### Exercise brief
In the entries that follow, find the word "Fitted" and report each line it is on.

### Collection entries

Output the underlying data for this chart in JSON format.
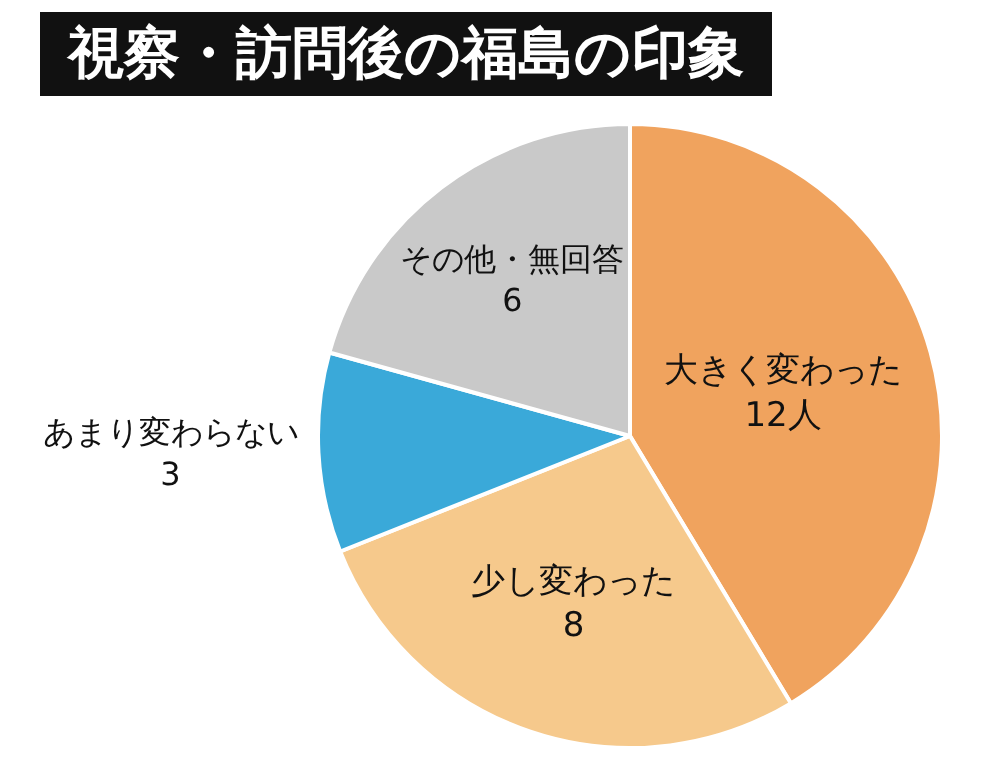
{
  "chart_data": {
    "type": "pie",
    "title": "視察・訪問後の福島の印象",
    "categories": [
      "大きく変わった",
      "少し変わった",
      "あまり変わらない",
      "その他・無回答"
    ],
    "values": [
      12,
      8,
      3,
      6
    ],
    "value_labels": [
      "12人",
      "8",
      "3",
      "6"
    ],
    "colors": [
      "#f0a35e",
      "#f6c98c",
      "#3aa9d9",
      "#c9c9c9"
    ],
    "legend": false
  }
}
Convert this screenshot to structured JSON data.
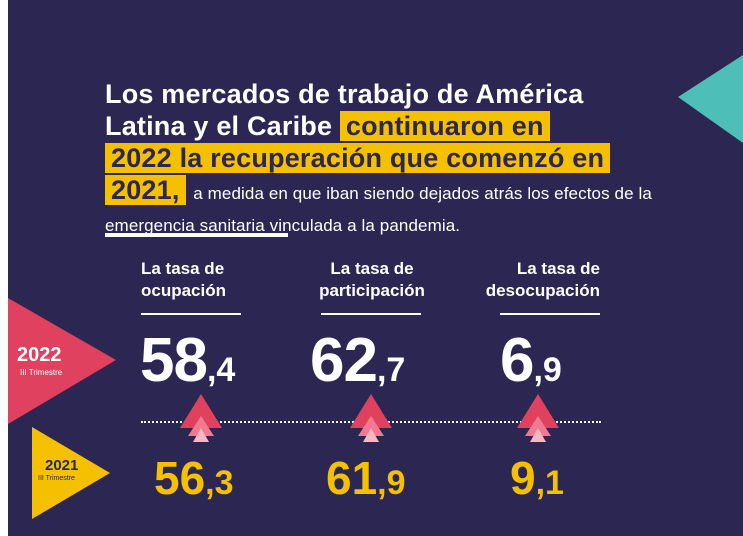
{
  "headline": {
    "line1": "Los mercados de trabajo de América",
    "line2a": "Latina y el Caribe",
    "highlight1": "continuaron en",
    "highlight2": "2022 la recuperación que comenzó en",
    "highlight3": "2021,",
    "subtext": "a medida en que iban siendo dejados atrás los efectos de la emergencia sanitaria vinculada a la pandemia."
  },
  "current": {
    "year": "2022",
    "quarter": "III Trimestre"
  },
  "previous": {
    "year": "2021",
    "quarter": "III Trimestre"
  },
  "indicators": [
    {
      "label_line1": "La tasa de",
      "label_line2": "ocupación",
      "current_int": "58",
      "current_dec": ",4",
      "previous_int": "56",
      "previous_dec": ",3",
      "trend": "up"
    },
    {
      "label_line1": "La tasa de",
      "label_line2": "participación",
      "current_int": "62",
      "current_dec": ",7",
      "previous_int": "61",
      "previous_dec": ",9",
      "trend": "up"
    },
    {
      "label_line1": "La tasa de",
      "label_line2": "desocupación",
      "current_int": "6",
      "current_dec": ",9",
      "previous_int": "9",
      "previous_dec": ",1",
      "trend": "down"
    }
  ],
  "colors": {
    "background": "#2c2653",
    "highlight": "#f5c000",
    "current_marker": "#e0415f",
    "previous_marker": "#f5c000",
    "corner_triangle": "#4dbfb8"
  }
}
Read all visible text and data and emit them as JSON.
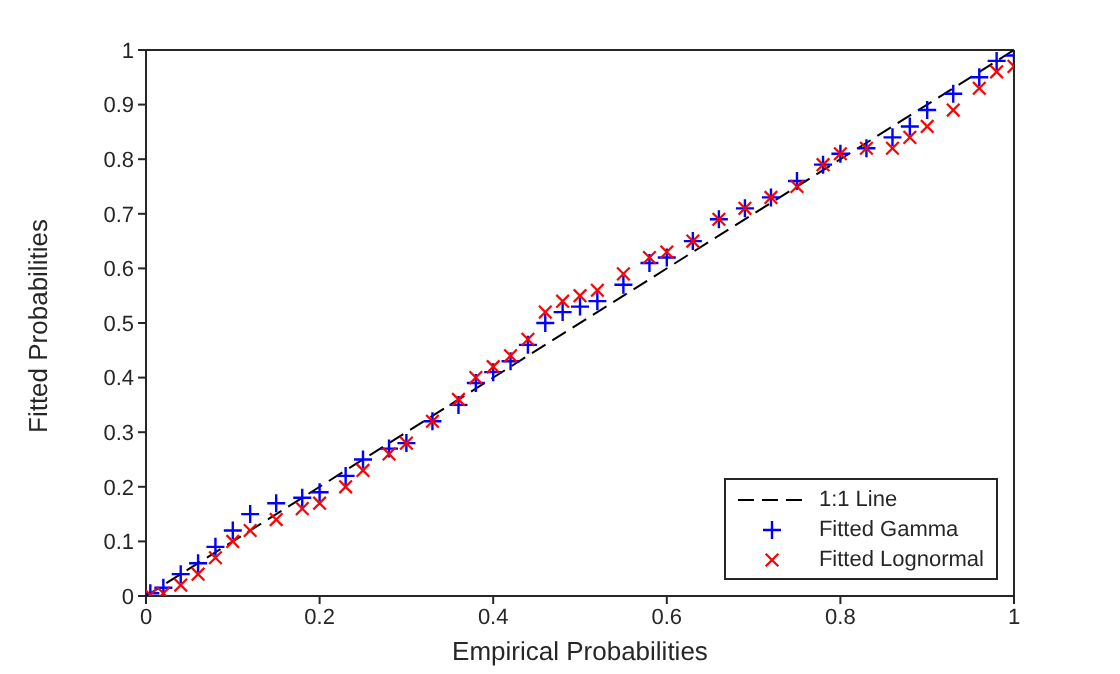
{
  "chart_data": {
    "type": "scatter",
    "xlabel": "Empirical Probabilities",
    "ylabel": "Fitted Probabilities",
    "xlim": [
      0,
      1
    ],
    "ylim": [
      0,
      1
    ],
    "xticks": [
      0,
      0.2,
      0.4,
      0.6,
      0.8,
      1
    ],
    "yticks": [
      0,
      0.1,
      0.2,
      0.3,
      0.4,
      0.5,
      0.6,
      0.7,
      0.8,
      0.9,
      1
    ],
    "legend": "bottom right",
    "series": [
      {
        "name": "1:1 Line",
        "type": "line",
        "line_style": "dashed",
        "marker": "none",
        "color": "#000000",
        "x": [
          0,
          1
        ],
        "values": [
          0,
          1
        ]
      },
      {
        "name": "Fitted Gamma",
        "marker": "plus",
        "color": "#0000ff",
        "x": [
          0.005,
          0.02,
          0.04,
          0.06,
          0.08,
          0.1,
          0.12,
          0.15,
          0.18,
          0.2,
          0.23,
          0.25,
          0.28,
          0.3,
          0.33,
          0.36,
          0.38,
          0.4,
          0.42,
          0.44,
          0.46,
          0.48,
          0.5,
          0.52,
          0.55,
          0.58,
          0.6,
          0.63,
          0.66,
          0.69,
          0.72,
          0.75,
          0.78,
          0.8,
          0.83,
          0.86,
          0.88,
          0.9,
          0.93,
          0.96,
          0.98,
          1.0
        ],
        "values": [
          0.005,
          0.015,
          0.04,
          0.06,
          0.09,
          0.12,
          0.15,
          0.17,
          0.18,
          0.19,
          0.22,
          0.25,
          0.27,
          0.28,
          0.32,
          0.35,
          0.39,
          0.41,
          0.43,
          0.46,
          0.5,
          0.52,
          0.53,
          0.54,
          0.57,
          0.61,
          0.62,
          0.65,
          0.69,
          0.71,
          0.73,
          0.76,
          0.79,
          0.81,
          0.82,
          0.84,
          0.86,
          0.89,
          0.92,
          0.95,
          0.98,
          0.99
        ]
      },
      {
        "name": "Fitted Lognormal",
        "marker": "cross",
        "color": "#ff0000",
        "x": [
          0.005,
          0.02,
          0.04,
          0.06,
          0.08,
          0.1,
          0.12,
          0.15,
          0.18,
          0.2,
          0.23,
          0.25,
          0.28,
          0.3,
          0.33,
          0.36,
          0.38,
          0.4,
          0.42,
          0.44,
          0.46,
          0.48,
          0.5,
          0.52,
          0.55,
          0.58,
          0.6,
          0.63,
          0.66,
          0.69,
          0.72,
          0.75,
          0.78,
          0.8,
          0.83,
          0.86,
          0.88,
          0.9,
          0.93,
          0.96,
          0.98,
          1.0
        ],
        "values": [
          0.002,
          0.005,
          0.02,
          0.04,
          0.07,
          0.1,
          0.12,
          0.14,
          0.16,
          0.17,
          0.2,
          0.23,
          0.26,
          0.28,
          0.32,
          0.36,
          0.4,
          0.42,
          0.44,
          0.47,
          0.52,
          0.54,
          0.55,
          0.56,
          0.59,
          0.62,
          0.63,
          0.65,
          0.69,
          0.71,
          0.73,
          0.75,
          0.79,
          0.81,
          0.82,
          0.82,
          0.84,
          0.86,
          0.89,
          0.93,
          0.96,
          0.97
        ]
      }
    ]
  }
}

### The solution
    "ylabel": "Fitted Probabilities",
        "name": "Fitted Gamma",
        "name": "Fitted Lognormal",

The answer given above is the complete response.